• Direction
Output the records. Match them exactly.

• Supplied data

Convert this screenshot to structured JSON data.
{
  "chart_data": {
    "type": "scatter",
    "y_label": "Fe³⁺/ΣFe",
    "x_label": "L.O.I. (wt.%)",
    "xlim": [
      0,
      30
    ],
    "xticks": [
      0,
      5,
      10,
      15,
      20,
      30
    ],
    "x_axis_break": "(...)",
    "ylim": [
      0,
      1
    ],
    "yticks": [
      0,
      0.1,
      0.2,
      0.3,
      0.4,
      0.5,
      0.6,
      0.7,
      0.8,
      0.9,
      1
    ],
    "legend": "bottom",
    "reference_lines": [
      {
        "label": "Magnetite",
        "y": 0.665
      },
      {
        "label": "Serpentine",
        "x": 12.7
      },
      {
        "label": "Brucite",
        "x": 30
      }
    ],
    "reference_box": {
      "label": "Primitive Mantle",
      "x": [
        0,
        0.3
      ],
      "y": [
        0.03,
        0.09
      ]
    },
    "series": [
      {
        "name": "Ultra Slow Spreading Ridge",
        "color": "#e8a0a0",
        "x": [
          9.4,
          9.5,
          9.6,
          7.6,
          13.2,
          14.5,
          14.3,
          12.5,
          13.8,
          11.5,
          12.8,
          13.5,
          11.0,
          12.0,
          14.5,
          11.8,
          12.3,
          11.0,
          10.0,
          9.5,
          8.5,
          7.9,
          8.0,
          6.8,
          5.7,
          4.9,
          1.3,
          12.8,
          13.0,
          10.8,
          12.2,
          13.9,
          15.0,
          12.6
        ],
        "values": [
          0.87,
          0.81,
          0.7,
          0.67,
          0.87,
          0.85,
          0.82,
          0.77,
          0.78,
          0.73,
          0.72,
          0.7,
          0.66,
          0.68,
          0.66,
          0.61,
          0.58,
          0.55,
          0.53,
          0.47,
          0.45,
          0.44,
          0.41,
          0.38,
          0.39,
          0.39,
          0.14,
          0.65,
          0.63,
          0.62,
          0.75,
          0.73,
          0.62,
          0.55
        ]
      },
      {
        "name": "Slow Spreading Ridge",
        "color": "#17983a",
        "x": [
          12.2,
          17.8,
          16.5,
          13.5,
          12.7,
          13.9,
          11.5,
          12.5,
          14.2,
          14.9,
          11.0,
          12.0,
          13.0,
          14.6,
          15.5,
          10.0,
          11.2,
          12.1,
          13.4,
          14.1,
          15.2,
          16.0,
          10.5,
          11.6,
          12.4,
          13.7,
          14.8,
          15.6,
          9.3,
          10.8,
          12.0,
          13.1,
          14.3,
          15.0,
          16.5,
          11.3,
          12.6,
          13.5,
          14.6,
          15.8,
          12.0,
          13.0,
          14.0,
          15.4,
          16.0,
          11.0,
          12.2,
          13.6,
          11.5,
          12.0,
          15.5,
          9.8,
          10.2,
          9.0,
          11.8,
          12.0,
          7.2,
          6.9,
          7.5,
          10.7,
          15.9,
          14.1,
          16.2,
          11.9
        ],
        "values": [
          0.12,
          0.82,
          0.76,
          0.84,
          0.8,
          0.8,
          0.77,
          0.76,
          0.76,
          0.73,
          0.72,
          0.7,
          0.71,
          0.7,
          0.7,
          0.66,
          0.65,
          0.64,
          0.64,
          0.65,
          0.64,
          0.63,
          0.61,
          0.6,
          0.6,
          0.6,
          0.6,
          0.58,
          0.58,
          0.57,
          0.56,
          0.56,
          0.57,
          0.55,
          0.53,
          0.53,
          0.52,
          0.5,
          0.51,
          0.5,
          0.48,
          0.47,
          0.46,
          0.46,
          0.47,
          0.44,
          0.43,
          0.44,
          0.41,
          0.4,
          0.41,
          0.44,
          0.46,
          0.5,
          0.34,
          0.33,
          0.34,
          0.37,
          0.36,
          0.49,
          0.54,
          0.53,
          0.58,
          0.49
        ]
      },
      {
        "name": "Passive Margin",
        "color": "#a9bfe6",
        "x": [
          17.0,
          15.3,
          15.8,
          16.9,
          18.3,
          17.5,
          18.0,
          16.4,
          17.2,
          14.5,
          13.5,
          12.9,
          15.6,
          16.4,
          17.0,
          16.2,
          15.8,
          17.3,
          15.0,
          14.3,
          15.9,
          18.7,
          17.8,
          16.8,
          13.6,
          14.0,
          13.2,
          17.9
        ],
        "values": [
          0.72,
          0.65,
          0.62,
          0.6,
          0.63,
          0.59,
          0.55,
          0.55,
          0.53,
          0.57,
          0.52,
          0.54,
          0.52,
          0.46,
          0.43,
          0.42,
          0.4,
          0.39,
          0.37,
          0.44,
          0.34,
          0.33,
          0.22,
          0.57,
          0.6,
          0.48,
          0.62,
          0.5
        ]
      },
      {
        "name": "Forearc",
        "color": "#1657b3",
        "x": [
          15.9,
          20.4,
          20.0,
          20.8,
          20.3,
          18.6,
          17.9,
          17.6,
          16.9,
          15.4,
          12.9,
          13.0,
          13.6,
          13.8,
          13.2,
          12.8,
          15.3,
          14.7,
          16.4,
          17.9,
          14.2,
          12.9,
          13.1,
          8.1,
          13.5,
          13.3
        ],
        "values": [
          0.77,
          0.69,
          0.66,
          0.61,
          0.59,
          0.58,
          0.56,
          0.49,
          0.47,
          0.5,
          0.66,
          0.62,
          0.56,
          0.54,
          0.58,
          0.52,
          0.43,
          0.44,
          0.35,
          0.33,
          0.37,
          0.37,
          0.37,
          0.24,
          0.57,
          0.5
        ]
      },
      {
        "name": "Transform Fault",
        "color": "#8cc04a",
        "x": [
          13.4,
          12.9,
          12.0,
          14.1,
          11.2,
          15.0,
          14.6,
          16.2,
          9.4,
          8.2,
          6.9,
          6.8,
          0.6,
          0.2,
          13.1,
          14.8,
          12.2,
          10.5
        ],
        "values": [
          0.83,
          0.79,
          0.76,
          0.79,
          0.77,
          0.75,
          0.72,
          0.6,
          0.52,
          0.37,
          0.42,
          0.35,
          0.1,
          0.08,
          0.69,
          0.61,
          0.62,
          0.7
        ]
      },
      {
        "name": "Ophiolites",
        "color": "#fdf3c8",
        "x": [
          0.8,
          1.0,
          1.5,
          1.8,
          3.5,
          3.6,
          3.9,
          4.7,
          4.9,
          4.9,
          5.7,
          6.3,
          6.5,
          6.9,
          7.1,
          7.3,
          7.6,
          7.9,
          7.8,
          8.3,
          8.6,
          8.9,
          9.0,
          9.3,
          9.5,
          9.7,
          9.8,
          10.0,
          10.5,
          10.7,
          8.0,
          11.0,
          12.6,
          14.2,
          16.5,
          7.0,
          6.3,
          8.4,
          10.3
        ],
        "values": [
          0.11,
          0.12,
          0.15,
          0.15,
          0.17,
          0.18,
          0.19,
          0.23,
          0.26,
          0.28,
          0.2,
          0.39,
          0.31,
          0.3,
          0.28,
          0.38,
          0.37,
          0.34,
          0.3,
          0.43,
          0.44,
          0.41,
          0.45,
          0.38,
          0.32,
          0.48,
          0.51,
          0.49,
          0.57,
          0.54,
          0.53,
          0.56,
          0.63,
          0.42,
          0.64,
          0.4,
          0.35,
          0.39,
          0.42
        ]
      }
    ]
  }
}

• Result of this task
Convert this screenshot to structured JSON data.
{
  "chart_data": {
    "type": "scatter",
    "y_label": "Fe³⁺/ΣFe",
    "x_label": "L.O.I. (wt.%)",
    "xlim": [
      0,
      30
    ],
    "xticks": [
      0,
      5,
      10,
      15,
      20,
      30
    ],
    "x_axis_break": "(...)",
    "ylim": [
      0,
      1
    ],
    "yticks": [
      0,
      0.1,
      0.2,
      0.3,
      0.4,
      0.5,
      0.6,
      0.7,
      0.8,
      0.9,
      1
    ],
    "legend": "bottom",
    "reference_lines": [
      {
        "label": "Magnetite",
        "y": 0.665
      },
      {
        "label": "Serpentine",
        "x": 12.7
      },
      {
        "label": "Brucite",
        "x": 30
      }
    ],
    "reference_box": {
      "label": "Primitive Mantle",
      "x": [
        0,
        0.3
      ],
      "y": [
        0.03,
        0.09
      ]
    },
    "series": [
      {
        "name": "Ultra Slow Spreading Ridge",
        "color": "#e8a0a0",
        "x": [
          9.4,
          9.5,
          9.6,
          7.6,
          13.2,
          14.5,
          14.3,
          12.5,
          13.8,
          11.5,
          12.8,
          13.5,
          11.0,
          12.0,
          14.5,
          11.8,
          12.3,
          11.0,
          10.0,
          9.5,
          8.5,
          7.9,
          8.0,
          6.8,
          5.7,
          4.9,
          1.3,
          12.8,
          13.0,
          10.8,
          12.2,
          13.9,
          15.0,
          12.6
        ],
        "values": [
          0.87,
          0.81,
          0.7,
          0.67,
          0.87,
          0.85,
          0.82,
          0.77,
          0.78,
          0.73,
          0.72,
          0.7,
          0.66,
          0.68,
          0.66,
          0.61,
          0.58,
          0.55,
          0.53,
          0.47,
          0.45,
          0.44,
          0.41,
          0.38,
          0.39,
          0.39,
          0.14,
          0.65,
          0.63,
          0.62,
          0.75,
          0.73,
          0.62,
          0.55
        ]
      },
      {
        "name": "Slow Spreading Ridge",
        "color": "#17983a",
        "x": [
          12.2,
          17.8,
          16.5,
          13.5,
          12.7,
          13.9,
          11.5,
          12.5,
          14.2,
          14.9,
          11.0,
          12.0,
          13.0,
          14.6,
          15.5,
          10.0,
          11.2,
          12.1,
          13.4,
          14.1,
          15.2,
          16.0,
          10.5,
          11.6,
          12.4,
          13.7,
          14.8,
          15.6,
          9.3,
          10.8,
          12.0,
          13.1,
          14.3,
          15.0,
          16.5,
          11.3,
          12.6,
          13.5,
          14.6,
          15.8,
          12.0,
          13.0,
          14.0,
          15.4,
          16.0,
          11.0,
          12.2,
          13.6,
          11.5,
          12.0,
          15.5,
          9.8,
          10.2,
          9.0,
          11.8,
          12.0,
          7.2,
          6.9,
          7.5,
          10.7,
          15.9,
          14.1,
          16.2,
          11.9
        ],
        "values": [
          0.12,
          0.82,
          0.76,
          0.84,
          0.8,
          0.8,
          0.77,
          0.76,
          0.76,
          0.73,
          0.72,
          0.7,
          0.71,
          0.7,
          0.7,
          0.66,
          0.65,
          0.64,
          0.64,
          0.65,
          0.64,
          0.63,
          0.61,
          0.6,
          0.6,
          0.6,
          0.6,
          0.58,
          0.58,
          0.57,
          0.56,
          0.56,
          0.57,
          0.55,
          0.53,
          0.53,
          0.52,
          0.5,
          0.51,
          0.5,
          0.48,
          0.47,
          0.46,
          0.46,
          0.47,
          0.44,
          0.43,
          0.44,
          0.41,
          0.4,
          0.41,
          0.44,
          0.46,
          0.5,
          0.34,
          0.33,
          0.34,
          0.37,
          0.36,
          0.49,
          0.54,
          0.53,
          0.58,
          0.49
        ]
      },
      {
        "name": "Passive Margin",
        "color": "#a9bfe6",
        "x": [
          17.0,
          15.3,
          15.8,
          16.9,
          18.3,
          17.5,
          18.0,
          16.4,
          17.2,
          14.5,
          13.5,
          12.9,
          15.6,
          16.4,
          17.0,
          16.2,
          15.8,
          17.3,
          15.0,
          14.3,
          15.9,
          18.7,
          17.8,
          16.8,
          13.6,
          14.0,
          13.2,
          17.9
        ],
        "values": [
          0.72,
          0.65,
          0.62,
          0.6,
          0.63,
          0.59,
          0.55,
          0.55,
          0.53,
          0.57,
          0.52,
          0.54,
          0.52,
          0.46,
          0.43,
          0.42,
          0.4,
          0.39,
          0.37,
          0.44,
          0.34,
          0.33,
          0.22,
          0.57,
          0.6,
          0.48,
          0.62,
          0.5
        ]
      },
      {
        "name": "Forearc",
        "color": "#1657b3",
        "x": [
          15.9,
          20.4,
          20.0,
          20.8,
          20.3,
          18.6,
          17.9,
          17.6,
          16.9,
          15.4,
          12.9,
          13.0,
          13.6,
          13.8,
          13.2,
          12.8,
          15.3,
          14.7,
          16.4,
          17.9,
          14.2,
          12.9,
          13.1,
          8.1,
          13.5,
          13.3
        ],
        "values": [
          0.77,
          0.69,
          0.66,
          0.61,
          0.59,
          0.58,
          0.56,
          0.49,
          0.47,
          0.5,
          0.66,
          0.62,
          0.56,
          0.54,
          0.58,
          0.52,
          0.43,
          0.44,
          0.35,
          0.33,
          0.37,
          0.37,
          0.37,
          0.24,
          0.57,
          0.5
        ]
      },
      {
        "name": "Transform Fault",
        "color": "#8cc04a",
        "x": [
          13.4,
          12.9,
          12.0,
          14.1,
          11.2,
          15.0,
          14.6,
          16.2,
          9.4,
          8.2,
          6.9,
          6.8,
          0.6,
          0.2,
          13.1,
          14.8,
          12.2,
          10.5
        ],
        "values": [
          0.83,
          0.79,
          0.76,
          0.79,
          0.77,
          0.75,
          0.72,
          0.6,
          0.52,
          0.37,
          0.42,
          0.35,
          0.1,
          0.08,
          0.69,
          0.61,
          0.62,
          0.7
        ]
      },
      {
        "name": "Ophiolites",
        "color": "#fdf3c8",
        "x": [
          0.8,
          1.0,
          1.5,
          1.8,
          3.5,
          3.6,
          3.9,
          4.7,
          4.9,
          4.9,
          5.7,
          6.3,
          6.5,
          6.9,
          7.1,
          7.3,
          7.6,
          7.9,
          7.8,
          8.3,
          8.6,
          8.9,
          9.0,
          9.3,
          9.5,
          9.7,
          9.8,
          10.0,
          10.5,
          10.7,
          8.0,
          11.0,
          12.6,
          14.2,
          16.5,
          7.0,
          6.3,
          8.4,
          10.3
        ],
        "values": [
          0.11,
          0.12,
          0.15,
          0.15,
          0.17,
          0.18,
          0.19,
          0.23,
          0.26,
          0.28,
          0.2,
          0.39,
          0.31,
          0.3,
          0.28,
          0.38,
          0.37,
          0.34,
          0.3,
          0.43,
          0.44,
          0.41,
          0.45,
          0.38,
          0.32,
          0.48,
          0.51,
          0.49,
          0.57,
          0.54,
          0.53,
          0.56,
          0.63,
          0.42,
          0.64,
          0.4,
          0.35,
          0.39,
          0.42
        ]
      }
    ]
  }
}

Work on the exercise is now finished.